>> Begin Records supplied

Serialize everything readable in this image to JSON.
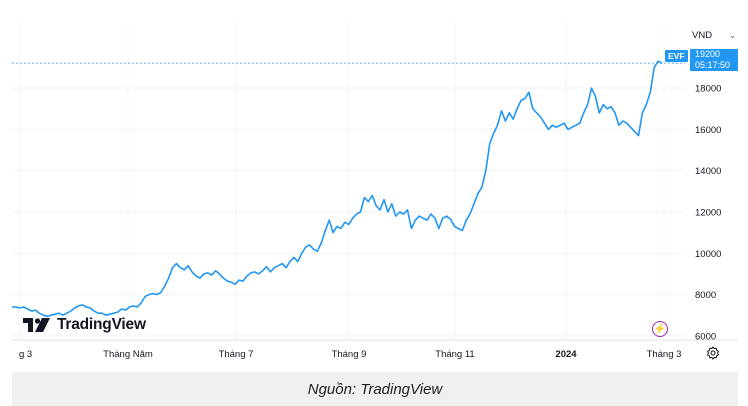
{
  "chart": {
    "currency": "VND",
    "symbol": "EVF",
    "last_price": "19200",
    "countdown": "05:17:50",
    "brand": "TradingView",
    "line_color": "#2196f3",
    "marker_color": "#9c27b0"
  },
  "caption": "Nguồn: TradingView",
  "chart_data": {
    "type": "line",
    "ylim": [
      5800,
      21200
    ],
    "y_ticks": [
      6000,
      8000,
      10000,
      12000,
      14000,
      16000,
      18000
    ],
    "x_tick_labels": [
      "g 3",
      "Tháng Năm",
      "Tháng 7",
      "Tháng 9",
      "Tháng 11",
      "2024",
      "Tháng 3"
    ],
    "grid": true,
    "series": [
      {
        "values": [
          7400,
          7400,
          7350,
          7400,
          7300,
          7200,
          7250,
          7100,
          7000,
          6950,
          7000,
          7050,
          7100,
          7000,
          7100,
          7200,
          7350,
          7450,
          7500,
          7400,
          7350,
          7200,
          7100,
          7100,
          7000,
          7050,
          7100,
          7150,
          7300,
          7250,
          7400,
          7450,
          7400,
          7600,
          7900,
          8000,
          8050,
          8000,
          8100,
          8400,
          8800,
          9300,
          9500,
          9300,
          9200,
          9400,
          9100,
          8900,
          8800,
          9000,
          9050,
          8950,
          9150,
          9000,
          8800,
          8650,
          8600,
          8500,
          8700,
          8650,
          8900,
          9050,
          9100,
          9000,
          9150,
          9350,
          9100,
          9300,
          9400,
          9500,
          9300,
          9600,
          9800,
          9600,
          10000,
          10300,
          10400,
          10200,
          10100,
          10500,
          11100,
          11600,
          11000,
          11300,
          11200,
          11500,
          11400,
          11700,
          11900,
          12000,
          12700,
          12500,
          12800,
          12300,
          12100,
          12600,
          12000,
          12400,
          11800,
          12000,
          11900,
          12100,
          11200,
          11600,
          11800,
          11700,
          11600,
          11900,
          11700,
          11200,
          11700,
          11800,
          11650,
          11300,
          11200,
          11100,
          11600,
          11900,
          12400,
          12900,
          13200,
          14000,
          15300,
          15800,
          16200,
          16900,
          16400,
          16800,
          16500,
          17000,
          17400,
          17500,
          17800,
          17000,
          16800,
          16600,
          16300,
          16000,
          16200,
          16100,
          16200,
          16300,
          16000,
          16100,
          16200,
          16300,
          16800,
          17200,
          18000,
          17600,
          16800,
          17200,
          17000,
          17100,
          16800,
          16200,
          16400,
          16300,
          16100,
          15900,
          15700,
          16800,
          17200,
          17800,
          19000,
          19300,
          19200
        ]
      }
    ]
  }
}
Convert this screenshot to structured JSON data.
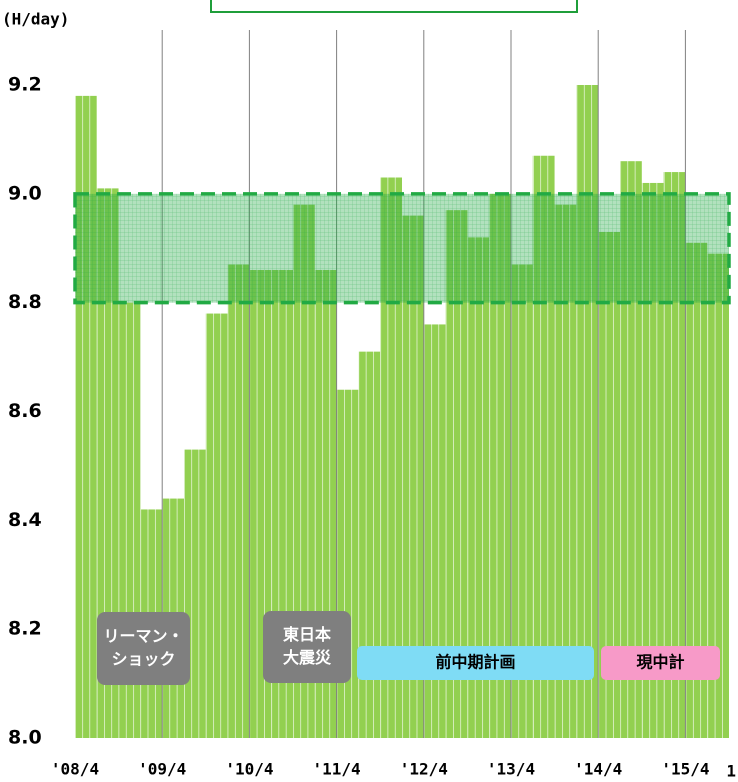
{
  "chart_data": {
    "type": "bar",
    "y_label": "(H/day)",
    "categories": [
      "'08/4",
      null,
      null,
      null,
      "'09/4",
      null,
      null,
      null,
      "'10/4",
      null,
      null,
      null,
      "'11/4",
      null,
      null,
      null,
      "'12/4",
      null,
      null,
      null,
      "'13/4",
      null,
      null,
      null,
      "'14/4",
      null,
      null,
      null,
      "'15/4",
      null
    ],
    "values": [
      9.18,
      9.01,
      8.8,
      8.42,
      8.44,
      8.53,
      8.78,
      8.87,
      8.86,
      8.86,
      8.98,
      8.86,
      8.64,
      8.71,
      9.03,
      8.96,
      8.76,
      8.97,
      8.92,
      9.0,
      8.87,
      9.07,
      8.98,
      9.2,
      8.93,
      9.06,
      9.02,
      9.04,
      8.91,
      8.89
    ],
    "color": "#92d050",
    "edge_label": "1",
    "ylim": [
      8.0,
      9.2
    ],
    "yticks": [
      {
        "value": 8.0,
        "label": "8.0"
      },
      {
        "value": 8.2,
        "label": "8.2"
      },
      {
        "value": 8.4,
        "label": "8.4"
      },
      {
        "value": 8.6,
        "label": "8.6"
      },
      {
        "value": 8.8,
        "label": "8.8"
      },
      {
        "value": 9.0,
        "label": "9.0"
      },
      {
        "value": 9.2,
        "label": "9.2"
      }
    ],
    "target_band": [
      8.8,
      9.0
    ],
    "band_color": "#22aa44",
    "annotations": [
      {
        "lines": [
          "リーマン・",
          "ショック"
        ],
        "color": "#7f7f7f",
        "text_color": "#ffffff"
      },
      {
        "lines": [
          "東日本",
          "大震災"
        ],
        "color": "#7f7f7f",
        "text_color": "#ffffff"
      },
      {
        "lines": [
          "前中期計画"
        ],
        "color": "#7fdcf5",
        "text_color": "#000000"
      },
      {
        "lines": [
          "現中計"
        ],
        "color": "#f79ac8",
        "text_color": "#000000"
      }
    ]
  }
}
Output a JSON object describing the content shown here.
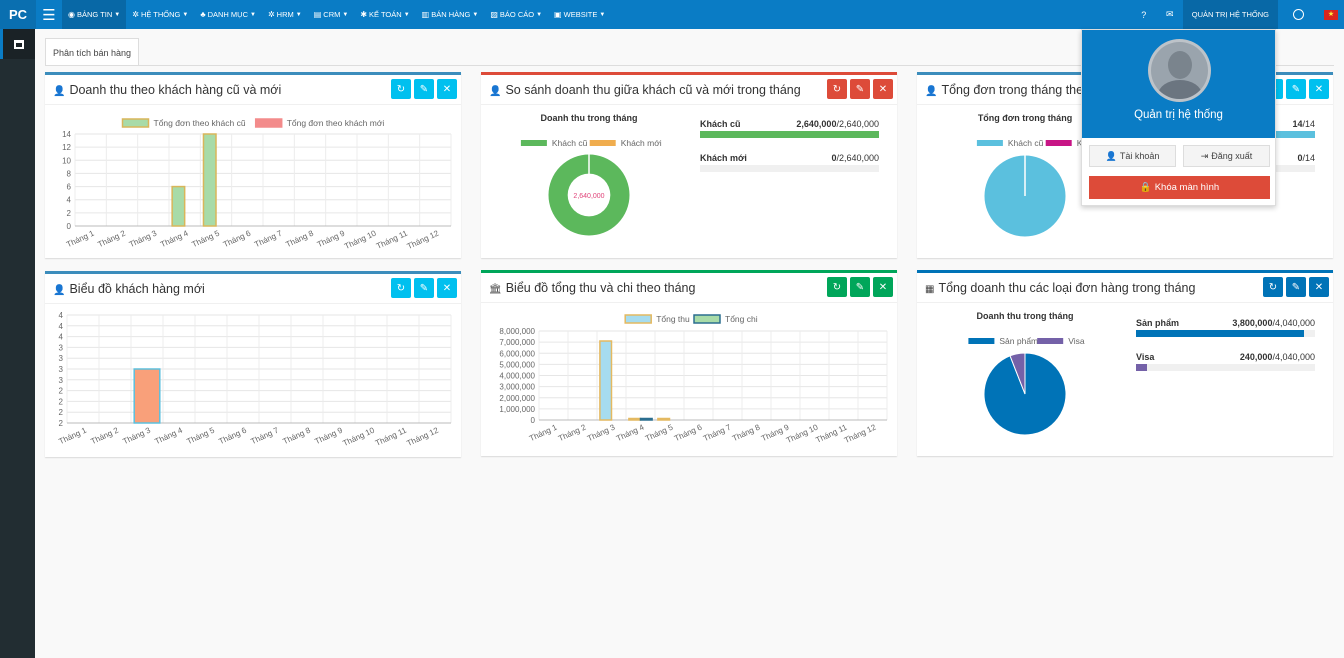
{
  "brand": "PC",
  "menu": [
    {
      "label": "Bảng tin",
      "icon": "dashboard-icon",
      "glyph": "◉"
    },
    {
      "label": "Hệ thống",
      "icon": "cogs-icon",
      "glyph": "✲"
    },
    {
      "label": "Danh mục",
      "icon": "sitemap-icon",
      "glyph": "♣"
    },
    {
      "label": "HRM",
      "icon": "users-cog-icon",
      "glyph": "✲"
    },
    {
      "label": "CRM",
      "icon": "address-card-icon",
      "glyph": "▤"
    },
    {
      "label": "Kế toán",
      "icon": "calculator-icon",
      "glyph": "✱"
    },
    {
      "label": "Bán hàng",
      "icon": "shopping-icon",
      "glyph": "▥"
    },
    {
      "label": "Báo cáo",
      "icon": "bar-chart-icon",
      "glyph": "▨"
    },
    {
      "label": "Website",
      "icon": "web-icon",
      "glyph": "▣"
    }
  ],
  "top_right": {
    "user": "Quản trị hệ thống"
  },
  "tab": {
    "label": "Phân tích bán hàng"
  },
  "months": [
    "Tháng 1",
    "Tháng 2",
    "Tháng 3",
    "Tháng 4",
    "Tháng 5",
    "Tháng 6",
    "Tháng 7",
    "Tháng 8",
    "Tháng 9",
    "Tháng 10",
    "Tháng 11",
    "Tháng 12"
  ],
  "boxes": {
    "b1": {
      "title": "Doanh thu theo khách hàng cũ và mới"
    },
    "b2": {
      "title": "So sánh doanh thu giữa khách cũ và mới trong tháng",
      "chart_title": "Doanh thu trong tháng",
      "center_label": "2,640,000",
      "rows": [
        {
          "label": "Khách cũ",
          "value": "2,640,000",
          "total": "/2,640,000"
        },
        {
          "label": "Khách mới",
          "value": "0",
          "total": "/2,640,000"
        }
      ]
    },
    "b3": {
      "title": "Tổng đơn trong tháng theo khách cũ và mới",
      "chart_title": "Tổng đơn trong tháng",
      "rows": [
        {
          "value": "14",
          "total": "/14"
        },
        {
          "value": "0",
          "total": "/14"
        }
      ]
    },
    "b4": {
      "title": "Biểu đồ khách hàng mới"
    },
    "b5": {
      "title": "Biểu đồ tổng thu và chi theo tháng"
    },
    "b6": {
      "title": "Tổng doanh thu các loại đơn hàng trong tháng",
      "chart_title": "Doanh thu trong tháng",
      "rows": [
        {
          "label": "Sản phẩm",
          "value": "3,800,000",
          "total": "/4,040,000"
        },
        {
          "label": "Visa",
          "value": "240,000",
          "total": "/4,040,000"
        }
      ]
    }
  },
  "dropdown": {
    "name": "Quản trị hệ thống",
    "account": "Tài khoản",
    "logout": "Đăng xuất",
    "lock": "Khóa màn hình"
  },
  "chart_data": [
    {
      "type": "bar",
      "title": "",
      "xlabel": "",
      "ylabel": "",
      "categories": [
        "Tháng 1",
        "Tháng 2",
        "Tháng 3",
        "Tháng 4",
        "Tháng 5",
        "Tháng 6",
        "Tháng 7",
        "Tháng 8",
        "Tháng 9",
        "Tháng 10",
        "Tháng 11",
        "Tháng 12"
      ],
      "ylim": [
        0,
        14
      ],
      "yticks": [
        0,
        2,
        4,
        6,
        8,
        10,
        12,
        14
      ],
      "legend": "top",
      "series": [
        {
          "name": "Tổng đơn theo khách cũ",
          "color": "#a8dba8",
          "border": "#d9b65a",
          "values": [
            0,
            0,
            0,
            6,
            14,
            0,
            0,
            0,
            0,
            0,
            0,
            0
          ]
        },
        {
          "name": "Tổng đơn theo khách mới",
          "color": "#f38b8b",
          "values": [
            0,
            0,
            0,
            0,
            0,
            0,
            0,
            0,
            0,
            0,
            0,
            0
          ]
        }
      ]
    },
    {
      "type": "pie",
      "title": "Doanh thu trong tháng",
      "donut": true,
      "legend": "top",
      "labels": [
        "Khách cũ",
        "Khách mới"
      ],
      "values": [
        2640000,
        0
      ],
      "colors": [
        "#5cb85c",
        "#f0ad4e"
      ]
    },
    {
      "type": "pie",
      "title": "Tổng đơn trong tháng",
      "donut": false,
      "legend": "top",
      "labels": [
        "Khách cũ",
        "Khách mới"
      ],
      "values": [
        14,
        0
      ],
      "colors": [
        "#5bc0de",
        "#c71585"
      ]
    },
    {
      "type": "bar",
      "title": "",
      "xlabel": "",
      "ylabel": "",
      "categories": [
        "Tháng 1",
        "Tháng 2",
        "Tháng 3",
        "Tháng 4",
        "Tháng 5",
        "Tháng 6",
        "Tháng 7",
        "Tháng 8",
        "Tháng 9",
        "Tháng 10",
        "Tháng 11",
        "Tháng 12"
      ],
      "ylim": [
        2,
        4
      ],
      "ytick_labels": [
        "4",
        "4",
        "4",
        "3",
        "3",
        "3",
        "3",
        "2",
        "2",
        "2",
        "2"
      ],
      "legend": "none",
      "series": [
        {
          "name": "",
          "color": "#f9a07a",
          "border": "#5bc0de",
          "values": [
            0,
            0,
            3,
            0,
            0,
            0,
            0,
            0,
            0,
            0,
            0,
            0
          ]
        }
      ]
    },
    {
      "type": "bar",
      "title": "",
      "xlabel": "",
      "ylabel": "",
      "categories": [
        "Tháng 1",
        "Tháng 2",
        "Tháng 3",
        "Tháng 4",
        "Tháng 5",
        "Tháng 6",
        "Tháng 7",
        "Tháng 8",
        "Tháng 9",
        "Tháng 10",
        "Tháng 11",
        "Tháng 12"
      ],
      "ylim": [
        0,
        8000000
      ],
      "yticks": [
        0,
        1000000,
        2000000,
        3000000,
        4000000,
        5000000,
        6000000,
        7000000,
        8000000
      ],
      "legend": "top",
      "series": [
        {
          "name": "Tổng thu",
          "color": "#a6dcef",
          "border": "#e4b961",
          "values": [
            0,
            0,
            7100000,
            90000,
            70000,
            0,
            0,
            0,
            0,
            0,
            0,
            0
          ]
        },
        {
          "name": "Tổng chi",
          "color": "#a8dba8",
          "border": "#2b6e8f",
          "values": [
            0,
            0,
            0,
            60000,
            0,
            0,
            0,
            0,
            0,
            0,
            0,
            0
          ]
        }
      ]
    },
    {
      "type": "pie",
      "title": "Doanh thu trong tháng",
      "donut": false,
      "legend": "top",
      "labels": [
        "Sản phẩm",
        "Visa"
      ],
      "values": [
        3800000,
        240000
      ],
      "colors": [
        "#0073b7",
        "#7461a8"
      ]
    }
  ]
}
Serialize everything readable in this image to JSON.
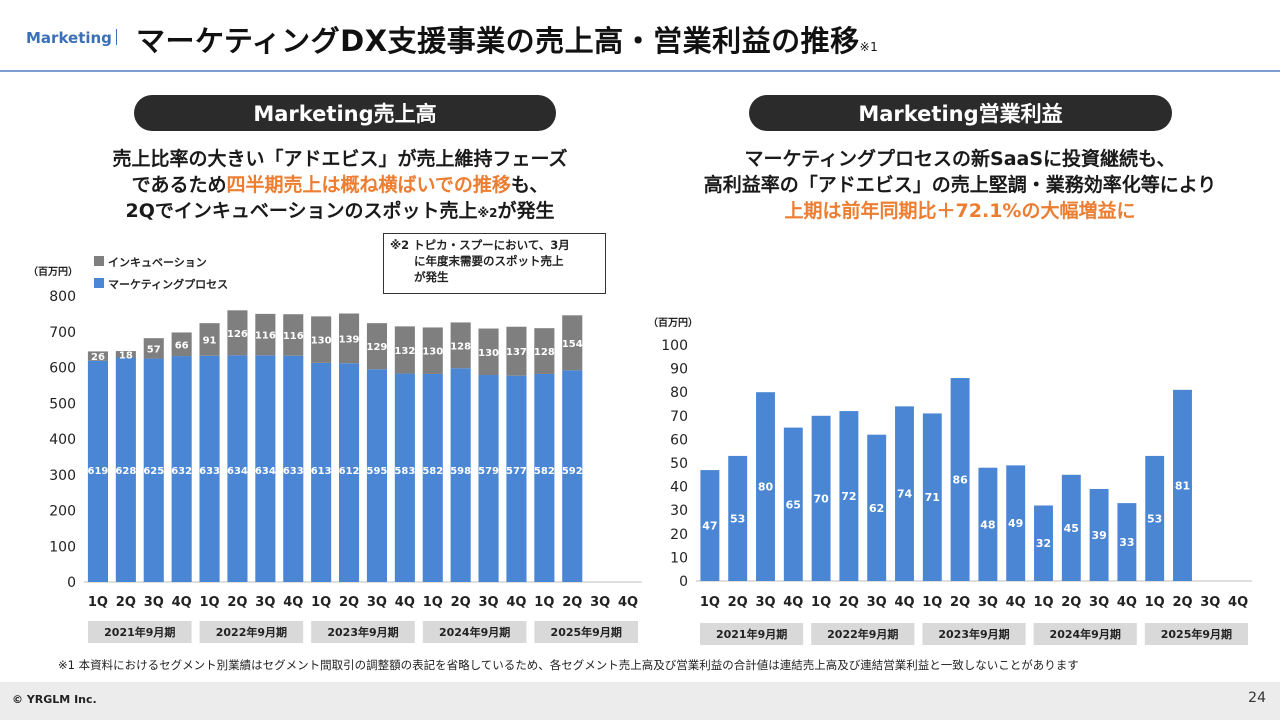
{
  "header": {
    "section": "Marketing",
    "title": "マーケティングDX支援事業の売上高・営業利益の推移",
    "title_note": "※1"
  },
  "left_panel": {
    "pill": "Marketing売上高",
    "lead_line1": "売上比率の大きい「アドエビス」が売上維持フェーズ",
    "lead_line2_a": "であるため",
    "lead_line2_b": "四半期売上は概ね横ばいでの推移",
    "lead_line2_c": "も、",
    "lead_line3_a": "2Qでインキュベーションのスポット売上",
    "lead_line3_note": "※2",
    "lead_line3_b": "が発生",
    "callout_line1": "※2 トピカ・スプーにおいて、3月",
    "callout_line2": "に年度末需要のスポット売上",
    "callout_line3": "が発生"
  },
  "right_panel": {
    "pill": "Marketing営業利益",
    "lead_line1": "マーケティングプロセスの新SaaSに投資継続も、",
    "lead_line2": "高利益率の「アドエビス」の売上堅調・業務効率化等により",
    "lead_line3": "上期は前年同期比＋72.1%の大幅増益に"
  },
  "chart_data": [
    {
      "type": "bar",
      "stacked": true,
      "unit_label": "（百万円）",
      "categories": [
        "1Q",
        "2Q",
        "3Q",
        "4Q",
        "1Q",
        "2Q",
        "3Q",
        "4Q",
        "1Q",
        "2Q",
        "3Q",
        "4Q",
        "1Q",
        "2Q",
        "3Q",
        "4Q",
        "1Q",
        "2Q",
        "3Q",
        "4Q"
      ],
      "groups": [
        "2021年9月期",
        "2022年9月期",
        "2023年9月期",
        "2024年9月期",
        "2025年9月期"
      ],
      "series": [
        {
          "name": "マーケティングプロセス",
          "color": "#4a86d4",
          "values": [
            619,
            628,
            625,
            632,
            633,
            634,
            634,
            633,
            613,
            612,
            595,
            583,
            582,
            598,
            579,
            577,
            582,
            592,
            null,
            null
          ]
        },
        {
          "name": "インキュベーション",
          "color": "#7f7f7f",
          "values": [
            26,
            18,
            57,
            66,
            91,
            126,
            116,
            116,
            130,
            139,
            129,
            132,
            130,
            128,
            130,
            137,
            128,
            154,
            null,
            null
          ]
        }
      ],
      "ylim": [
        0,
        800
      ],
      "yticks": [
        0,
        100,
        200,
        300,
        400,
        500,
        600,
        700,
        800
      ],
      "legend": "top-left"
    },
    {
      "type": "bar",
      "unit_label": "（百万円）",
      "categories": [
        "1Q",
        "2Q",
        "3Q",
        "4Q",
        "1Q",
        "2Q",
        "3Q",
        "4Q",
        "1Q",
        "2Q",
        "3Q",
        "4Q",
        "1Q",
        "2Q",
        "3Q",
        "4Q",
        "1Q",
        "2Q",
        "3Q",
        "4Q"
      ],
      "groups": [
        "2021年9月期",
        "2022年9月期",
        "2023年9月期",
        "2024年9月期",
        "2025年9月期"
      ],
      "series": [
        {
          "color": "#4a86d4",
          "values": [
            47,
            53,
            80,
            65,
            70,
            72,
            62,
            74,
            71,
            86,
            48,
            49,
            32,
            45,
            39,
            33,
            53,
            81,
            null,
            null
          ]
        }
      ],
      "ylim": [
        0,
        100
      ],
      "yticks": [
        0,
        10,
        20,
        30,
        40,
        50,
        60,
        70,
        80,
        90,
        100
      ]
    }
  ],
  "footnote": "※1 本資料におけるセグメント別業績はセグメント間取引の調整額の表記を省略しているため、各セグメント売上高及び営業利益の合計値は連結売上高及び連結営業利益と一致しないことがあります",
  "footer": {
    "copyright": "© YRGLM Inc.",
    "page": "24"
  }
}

>> End Records supplied

■ Request ■
Single out each line of the records above with the string "thống" in it, and copy it.

■ Written solution ■
      "label": "Hệ thống",
    "user": "Quản trị hệ thống"
    "name": "Quản trị hệ thống",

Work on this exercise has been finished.